◆ The records ◆

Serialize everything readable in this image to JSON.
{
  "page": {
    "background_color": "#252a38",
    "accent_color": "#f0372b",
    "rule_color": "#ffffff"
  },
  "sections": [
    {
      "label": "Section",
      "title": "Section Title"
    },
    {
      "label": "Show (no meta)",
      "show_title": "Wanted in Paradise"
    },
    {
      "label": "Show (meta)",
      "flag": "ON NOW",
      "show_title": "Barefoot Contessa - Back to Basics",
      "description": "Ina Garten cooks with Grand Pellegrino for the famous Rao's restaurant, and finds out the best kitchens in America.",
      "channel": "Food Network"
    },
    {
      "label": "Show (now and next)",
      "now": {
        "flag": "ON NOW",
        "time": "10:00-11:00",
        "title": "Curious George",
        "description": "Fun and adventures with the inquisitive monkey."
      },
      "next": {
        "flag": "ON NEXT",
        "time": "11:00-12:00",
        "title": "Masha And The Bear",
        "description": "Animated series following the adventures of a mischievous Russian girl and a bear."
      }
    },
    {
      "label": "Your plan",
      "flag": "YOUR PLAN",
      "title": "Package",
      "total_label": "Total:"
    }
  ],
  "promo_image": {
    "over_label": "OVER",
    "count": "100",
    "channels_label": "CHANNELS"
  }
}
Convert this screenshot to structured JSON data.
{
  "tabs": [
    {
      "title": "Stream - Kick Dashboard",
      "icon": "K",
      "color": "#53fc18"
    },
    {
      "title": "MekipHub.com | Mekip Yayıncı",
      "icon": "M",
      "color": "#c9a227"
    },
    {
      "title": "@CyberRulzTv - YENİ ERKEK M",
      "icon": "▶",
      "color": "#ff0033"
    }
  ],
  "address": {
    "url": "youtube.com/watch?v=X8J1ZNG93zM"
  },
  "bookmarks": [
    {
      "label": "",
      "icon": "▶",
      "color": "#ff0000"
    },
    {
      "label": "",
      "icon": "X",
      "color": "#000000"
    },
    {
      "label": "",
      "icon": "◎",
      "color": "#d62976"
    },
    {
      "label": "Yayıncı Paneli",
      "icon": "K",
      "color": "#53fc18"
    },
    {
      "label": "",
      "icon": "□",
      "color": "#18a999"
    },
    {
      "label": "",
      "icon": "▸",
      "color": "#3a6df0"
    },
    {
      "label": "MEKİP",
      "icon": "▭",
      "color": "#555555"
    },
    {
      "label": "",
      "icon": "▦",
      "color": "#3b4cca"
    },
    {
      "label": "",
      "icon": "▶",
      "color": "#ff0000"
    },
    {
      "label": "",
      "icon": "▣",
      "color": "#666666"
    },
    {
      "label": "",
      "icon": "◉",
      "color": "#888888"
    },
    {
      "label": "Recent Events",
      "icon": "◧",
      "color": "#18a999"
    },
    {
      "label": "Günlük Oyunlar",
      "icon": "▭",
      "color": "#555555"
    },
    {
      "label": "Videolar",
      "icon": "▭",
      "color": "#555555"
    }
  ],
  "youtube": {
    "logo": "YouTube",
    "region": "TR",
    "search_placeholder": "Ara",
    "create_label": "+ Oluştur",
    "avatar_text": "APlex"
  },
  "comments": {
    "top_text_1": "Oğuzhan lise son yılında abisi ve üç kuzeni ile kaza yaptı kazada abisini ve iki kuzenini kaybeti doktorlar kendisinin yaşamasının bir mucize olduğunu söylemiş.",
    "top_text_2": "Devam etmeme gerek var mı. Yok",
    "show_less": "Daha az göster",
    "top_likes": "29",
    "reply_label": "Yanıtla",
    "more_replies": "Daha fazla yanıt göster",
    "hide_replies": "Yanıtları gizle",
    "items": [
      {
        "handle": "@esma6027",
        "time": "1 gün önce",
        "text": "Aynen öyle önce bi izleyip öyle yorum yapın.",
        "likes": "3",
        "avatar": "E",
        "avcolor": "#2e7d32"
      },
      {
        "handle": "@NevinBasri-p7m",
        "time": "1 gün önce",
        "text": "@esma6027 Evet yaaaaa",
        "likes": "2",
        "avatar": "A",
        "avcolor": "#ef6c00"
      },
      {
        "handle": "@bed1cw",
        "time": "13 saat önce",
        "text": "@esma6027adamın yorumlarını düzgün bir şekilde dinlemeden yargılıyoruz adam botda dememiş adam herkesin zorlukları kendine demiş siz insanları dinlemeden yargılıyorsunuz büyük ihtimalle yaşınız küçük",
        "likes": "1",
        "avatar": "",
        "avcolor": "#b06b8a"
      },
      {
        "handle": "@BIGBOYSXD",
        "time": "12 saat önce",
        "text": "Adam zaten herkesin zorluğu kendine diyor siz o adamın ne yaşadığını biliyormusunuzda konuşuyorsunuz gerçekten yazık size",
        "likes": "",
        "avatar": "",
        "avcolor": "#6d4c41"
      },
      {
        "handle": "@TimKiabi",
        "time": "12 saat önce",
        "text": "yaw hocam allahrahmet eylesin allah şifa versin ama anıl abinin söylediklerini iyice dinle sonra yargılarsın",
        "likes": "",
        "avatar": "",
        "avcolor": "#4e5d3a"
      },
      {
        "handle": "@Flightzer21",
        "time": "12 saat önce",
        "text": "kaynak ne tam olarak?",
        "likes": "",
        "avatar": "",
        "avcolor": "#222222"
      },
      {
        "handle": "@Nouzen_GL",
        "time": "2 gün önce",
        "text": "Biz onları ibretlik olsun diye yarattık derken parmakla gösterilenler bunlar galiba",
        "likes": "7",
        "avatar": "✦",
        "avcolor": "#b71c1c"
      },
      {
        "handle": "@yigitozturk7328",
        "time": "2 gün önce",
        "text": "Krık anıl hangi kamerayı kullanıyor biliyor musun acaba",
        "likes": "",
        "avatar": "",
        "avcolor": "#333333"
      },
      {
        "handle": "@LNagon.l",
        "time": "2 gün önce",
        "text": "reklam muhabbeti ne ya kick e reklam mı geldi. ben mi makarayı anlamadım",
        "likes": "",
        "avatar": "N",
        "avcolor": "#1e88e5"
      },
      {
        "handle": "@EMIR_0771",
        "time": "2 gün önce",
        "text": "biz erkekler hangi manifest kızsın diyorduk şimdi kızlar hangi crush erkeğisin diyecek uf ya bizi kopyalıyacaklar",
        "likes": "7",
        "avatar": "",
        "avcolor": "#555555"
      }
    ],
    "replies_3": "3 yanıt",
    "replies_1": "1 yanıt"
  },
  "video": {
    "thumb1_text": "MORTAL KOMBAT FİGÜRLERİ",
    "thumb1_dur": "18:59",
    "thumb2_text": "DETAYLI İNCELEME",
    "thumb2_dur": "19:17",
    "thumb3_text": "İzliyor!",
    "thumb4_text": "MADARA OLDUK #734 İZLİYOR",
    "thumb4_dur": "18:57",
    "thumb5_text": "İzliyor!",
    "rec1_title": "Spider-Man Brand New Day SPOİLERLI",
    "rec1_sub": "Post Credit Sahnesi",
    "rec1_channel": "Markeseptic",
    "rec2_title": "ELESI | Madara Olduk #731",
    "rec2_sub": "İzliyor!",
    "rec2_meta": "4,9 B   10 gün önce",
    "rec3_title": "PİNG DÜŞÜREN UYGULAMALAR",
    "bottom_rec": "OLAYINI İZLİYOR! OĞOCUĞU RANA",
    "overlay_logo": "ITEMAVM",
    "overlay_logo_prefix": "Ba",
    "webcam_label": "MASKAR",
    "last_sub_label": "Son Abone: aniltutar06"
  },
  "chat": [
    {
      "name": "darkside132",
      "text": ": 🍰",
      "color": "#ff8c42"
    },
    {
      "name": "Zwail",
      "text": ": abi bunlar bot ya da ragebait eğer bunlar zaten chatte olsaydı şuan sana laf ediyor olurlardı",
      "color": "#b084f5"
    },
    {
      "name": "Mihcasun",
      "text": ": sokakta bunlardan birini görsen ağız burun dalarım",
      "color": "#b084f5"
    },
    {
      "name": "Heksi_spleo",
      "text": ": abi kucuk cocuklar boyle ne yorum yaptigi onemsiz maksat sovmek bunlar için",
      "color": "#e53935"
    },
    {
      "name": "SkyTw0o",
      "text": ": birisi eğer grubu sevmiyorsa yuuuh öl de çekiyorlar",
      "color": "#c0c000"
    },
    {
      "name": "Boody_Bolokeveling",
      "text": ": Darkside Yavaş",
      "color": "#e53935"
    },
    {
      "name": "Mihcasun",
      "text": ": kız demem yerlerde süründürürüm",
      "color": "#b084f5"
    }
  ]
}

◆ Task requirements ◆
Show every line from the entries above in which "İzliyor" appears.

◆ Task result ◆
    "thumb3_text": "İzliyor!",
    "thumb5_text": "İzliyor!",
    "rec2_sub": "İzliyor!",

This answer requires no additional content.